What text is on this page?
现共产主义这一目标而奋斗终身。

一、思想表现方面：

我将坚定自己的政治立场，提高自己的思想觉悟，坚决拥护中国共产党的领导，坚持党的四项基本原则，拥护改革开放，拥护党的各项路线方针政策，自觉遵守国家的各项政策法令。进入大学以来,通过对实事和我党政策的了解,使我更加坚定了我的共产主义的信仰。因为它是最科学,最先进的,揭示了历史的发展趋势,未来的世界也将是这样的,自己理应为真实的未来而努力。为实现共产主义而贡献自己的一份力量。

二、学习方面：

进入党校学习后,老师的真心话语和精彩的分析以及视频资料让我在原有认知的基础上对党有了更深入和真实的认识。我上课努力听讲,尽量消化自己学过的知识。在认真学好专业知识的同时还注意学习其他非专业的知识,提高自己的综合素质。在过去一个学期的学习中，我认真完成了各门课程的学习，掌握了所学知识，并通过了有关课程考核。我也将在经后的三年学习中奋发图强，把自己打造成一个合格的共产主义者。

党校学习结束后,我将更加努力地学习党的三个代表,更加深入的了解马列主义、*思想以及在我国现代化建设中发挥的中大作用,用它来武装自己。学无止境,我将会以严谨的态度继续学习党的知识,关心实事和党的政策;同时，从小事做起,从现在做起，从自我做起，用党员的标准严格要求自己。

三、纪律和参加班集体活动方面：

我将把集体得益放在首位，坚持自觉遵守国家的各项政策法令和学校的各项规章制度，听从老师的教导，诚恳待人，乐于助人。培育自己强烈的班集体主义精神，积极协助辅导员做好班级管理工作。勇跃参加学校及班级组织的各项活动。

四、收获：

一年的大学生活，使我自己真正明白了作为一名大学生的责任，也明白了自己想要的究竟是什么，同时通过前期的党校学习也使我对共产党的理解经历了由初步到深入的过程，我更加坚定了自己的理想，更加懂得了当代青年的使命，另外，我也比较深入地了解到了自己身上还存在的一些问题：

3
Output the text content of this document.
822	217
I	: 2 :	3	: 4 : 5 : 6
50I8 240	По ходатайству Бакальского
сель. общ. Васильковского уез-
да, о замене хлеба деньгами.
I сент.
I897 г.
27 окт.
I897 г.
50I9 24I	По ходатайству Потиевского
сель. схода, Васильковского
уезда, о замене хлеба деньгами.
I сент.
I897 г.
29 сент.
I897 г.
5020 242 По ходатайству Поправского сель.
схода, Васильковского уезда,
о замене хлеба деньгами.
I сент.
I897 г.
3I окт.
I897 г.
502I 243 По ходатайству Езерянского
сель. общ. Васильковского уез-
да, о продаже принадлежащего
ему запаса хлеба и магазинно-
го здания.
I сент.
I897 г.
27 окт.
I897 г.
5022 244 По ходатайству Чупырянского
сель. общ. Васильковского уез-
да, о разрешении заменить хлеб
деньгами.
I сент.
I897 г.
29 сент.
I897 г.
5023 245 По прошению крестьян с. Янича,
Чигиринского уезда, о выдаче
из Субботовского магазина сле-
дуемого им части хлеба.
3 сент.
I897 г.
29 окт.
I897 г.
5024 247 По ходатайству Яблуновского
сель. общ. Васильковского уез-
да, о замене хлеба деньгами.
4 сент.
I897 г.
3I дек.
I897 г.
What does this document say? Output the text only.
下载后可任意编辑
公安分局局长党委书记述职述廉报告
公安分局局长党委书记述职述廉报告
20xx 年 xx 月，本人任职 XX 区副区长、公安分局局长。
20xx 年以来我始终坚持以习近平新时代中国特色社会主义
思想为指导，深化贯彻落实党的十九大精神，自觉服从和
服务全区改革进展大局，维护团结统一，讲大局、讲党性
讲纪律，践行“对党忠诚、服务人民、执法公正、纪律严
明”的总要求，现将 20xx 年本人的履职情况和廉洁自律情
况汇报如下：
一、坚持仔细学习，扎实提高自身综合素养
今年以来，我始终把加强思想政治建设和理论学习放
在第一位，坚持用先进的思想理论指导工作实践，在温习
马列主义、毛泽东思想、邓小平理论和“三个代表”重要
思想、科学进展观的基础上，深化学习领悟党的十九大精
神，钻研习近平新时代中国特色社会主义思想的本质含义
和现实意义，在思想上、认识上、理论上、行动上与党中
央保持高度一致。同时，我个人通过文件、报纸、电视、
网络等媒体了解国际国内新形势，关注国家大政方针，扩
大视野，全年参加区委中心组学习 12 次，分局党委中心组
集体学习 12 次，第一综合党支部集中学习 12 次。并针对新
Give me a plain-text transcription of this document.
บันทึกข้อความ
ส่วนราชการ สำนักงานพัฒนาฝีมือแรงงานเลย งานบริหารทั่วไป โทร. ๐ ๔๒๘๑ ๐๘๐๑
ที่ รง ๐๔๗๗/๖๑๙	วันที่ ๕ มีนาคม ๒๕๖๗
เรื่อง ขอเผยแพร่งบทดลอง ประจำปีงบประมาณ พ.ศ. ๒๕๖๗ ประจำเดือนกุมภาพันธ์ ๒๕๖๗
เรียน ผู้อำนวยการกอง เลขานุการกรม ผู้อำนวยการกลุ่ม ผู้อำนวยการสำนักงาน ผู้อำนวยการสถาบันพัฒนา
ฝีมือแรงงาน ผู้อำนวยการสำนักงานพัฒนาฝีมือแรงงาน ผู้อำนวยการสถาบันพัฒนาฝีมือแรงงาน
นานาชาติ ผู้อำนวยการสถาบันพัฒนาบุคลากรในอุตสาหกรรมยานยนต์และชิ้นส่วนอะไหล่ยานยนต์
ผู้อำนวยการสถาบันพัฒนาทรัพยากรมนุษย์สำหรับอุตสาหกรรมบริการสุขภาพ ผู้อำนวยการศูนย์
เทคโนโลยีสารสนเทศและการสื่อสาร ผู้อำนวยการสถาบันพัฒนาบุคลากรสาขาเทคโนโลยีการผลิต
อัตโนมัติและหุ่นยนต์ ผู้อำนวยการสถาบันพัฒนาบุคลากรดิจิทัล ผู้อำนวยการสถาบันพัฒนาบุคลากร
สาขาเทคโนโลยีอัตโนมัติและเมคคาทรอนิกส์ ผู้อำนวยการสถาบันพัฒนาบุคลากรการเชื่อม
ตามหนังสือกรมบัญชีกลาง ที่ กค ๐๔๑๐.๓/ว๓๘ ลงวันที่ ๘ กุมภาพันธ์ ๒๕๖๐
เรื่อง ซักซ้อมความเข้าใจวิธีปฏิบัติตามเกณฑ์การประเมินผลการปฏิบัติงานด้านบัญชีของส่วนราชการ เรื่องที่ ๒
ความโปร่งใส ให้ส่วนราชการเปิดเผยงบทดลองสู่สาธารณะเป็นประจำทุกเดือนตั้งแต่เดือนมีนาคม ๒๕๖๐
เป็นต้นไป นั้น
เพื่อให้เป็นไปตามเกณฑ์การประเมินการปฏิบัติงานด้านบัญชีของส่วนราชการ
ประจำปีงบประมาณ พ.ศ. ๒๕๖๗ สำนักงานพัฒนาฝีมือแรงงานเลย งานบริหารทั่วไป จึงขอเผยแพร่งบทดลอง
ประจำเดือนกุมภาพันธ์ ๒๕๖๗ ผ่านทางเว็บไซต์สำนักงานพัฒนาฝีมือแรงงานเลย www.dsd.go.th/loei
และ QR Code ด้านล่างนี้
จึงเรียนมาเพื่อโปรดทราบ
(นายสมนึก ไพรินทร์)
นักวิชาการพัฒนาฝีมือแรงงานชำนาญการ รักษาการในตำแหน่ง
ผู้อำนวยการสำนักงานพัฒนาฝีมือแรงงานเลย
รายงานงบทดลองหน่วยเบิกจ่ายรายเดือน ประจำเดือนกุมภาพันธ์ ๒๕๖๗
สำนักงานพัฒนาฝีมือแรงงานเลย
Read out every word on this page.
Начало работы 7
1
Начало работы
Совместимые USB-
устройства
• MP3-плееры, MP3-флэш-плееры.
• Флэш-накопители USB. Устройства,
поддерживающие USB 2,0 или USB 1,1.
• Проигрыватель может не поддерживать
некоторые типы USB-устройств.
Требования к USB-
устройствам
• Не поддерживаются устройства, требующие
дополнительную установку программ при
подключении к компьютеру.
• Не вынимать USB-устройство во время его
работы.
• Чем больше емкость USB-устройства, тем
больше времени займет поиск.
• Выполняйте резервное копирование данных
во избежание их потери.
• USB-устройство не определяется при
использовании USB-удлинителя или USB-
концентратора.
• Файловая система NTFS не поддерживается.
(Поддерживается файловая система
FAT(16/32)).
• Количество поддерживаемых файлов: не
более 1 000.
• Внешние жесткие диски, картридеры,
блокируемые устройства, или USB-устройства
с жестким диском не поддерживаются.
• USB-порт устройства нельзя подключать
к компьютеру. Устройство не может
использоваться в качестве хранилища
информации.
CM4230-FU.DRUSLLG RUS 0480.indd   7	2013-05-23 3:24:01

· · ·

> _TASK TO COMPLETE_
From the data above, show each line that contains "document".

> _SOLUTION FOR THIS TASK_
Output the text content of this document.
What does this document say? Output the text only.
Give me a plain-text transcription of this document.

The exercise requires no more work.